WRITTEN TASK:
Search the records for "content" and copy each line that holds it.

Stored data
--------------------
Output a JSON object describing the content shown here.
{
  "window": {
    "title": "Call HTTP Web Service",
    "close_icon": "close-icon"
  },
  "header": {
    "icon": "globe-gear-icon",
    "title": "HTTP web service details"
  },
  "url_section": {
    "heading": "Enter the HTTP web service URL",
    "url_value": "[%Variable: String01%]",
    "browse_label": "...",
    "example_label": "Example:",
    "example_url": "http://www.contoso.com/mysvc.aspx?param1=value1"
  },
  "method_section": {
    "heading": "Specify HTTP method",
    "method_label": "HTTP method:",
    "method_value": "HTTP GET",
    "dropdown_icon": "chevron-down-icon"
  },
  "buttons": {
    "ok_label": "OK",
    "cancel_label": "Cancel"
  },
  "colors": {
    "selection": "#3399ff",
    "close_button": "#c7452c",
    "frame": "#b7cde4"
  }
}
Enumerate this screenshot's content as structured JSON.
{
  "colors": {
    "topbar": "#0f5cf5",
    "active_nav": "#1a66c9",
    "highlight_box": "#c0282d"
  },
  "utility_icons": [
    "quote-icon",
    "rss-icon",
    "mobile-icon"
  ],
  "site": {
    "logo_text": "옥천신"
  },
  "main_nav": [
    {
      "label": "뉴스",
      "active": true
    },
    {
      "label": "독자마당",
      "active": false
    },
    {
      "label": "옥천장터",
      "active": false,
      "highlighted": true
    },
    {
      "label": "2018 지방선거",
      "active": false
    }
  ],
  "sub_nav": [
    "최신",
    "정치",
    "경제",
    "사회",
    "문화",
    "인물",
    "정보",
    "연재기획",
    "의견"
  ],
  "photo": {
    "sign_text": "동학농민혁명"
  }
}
--------------------
RESULT OF THIS TASK:
Output a JSON object describing the content shown here.
Enumerate this screenshot's content as structured JSON.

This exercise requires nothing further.